--- START ---

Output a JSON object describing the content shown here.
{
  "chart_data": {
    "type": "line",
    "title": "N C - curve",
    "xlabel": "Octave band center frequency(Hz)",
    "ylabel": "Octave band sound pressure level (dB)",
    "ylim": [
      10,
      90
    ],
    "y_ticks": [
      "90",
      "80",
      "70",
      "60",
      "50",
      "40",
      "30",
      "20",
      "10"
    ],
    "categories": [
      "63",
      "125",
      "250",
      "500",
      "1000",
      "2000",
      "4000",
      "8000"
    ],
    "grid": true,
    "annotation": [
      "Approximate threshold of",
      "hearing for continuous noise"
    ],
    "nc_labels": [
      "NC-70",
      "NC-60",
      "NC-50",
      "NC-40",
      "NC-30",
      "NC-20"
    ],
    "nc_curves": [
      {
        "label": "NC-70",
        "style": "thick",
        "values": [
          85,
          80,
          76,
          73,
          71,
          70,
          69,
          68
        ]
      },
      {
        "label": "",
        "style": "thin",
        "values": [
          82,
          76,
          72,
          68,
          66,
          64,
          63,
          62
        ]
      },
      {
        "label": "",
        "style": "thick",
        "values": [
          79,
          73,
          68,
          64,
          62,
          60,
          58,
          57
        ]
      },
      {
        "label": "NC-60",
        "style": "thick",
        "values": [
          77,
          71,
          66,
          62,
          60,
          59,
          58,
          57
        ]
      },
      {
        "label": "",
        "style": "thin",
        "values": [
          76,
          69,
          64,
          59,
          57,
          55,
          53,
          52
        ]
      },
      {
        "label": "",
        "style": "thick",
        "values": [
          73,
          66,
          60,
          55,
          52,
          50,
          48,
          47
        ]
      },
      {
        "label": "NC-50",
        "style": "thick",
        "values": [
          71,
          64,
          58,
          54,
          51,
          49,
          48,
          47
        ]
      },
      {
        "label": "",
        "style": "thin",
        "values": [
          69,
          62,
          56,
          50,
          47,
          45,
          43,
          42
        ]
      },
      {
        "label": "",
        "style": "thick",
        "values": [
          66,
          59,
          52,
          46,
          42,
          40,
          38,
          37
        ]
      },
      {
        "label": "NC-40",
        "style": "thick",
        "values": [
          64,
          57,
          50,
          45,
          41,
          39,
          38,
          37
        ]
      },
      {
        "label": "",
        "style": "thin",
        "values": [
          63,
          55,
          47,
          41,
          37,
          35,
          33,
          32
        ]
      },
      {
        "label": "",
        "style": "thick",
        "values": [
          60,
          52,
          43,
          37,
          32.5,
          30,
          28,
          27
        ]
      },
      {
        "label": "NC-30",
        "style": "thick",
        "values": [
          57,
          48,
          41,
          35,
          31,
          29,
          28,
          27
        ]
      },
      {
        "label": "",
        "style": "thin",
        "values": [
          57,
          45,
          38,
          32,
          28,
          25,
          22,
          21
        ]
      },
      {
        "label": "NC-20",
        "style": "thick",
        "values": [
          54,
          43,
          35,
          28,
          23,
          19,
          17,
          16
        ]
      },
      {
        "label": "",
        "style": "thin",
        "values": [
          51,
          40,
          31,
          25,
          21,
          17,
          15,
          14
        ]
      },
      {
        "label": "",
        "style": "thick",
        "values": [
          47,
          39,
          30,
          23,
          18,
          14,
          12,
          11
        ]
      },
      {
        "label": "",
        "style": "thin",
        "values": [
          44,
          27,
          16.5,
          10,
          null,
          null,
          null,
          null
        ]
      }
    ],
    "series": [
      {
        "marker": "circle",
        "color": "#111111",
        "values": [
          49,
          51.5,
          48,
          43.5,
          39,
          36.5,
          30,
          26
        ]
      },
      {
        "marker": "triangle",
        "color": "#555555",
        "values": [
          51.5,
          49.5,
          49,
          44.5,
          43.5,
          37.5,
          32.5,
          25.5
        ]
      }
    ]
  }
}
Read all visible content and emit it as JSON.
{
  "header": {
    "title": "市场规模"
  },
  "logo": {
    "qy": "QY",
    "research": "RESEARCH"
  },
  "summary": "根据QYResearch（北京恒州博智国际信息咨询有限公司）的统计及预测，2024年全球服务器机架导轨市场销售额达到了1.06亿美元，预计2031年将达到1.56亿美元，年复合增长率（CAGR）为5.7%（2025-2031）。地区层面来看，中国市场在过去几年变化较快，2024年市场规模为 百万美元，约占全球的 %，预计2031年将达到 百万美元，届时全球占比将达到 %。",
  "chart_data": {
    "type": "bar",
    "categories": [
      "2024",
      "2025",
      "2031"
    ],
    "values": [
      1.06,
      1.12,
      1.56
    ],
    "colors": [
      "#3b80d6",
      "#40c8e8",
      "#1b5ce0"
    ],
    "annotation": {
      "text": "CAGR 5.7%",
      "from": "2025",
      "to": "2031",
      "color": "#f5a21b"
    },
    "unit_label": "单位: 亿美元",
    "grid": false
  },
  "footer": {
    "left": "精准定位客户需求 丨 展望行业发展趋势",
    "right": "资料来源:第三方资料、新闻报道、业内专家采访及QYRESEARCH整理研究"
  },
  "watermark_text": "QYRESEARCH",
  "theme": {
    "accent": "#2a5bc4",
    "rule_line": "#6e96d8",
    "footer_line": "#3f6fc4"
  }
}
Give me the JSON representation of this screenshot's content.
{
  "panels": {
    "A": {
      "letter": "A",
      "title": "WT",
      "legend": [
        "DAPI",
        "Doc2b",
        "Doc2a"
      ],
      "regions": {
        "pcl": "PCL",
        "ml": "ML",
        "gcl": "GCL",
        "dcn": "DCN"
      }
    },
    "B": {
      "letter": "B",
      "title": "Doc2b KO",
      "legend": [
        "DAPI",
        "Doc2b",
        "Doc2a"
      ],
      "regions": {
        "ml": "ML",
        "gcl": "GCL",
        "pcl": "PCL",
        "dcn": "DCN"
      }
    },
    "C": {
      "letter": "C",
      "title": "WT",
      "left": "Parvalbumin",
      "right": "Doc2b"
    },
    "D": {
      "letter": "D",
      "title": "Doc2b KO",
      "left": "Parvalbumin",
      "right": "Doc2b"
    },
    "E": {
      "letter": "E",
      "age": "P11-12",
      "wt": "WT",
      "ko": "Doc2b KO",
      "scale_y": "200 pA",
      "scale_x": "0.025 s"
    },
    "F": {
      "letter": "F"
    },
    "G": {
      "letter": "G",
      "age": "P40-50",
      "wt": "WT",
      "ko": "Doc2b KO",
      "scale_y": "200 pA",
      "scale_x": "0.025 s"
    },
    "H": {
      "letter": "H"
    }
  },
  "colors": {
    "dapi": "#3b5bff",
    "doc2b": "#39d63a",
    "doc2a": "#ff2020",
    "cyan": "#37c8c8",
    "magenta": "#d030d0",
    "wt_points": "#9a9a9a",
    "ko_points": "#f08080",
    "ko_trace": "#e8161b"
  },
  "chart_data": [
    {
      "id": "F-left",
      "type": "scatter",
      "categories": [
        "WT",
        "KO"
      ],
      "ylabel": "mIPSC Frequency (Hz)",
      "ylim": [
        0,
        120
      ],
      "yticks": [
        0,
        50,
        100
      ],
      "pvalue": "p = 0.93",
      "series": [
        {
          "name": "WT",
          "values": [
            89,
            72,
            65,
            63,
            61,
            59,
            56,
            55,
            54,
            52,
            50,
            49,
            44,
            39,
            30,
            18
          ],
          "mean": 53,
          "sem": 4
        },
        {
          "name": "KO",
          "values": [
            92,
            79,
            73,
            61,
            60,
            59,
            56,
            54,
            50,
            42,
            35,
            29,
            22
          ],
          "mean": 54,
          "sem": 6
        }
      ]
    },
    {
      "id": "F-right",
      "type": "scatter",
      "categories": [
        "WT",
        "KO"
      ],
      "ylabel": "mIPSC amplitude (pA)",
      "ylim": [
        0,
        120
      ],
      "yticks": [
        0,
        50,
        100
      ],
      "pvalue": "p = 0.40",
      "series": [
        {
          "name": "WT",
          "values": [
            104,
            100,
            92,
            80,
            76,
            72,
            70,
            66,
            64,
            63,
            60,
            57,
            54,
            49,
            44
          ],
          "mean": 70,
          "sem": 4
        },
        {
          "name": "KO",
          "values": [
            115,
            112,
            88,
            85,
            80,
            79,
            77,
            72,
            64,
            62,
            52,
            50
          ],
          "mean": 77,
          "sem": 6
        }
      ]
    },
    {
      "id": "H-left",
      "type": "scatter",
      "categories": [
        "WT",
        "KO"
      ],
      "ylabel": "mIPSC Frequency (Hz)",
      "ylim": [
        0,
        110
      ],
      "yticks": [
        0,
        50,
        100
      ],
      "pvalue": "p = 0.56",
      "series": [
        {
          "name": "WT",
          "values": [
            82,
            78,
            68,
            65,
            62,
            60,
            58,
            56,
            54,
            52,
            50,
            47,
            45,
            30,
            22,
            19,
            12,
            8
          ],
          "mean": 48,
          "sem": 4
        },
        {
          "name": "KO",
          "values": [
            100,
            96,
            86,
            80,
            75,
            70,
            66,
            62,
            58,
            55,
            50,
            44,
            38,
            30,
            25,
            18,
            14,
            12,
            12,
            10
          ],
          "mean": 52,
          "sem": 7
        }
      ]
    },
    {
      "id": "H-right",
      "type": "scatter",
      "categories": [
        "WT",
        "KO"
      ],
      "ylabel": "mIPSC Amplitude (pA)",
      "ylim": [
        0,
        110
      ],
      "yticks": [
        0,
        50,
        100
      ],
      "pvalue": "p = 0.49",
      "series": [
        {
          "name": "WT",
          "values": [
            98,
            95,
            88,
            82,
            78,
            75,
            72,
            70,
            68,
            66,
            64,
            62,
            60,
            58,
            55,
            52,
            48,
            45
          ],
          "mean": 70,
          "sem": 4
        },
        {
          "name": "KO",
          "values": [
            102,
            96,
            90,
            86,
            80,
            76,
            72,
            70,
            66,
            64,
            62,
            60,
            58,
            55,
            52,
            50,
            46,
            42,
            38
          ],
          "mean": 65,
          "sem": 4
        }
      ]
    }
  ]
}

--- END ---

Find each line that has the word "mIPSC", then copy it out.

**SOLVED PROBLEM**
      "ylabel": "mIPSC Frequency (Hz)",
      "ylabel": "mIPSC amplitude (pA)",
      "ylabel": "mIPSC Frequency (Hz)",
      "ylabel": "mIPSC Amplitude (pA)",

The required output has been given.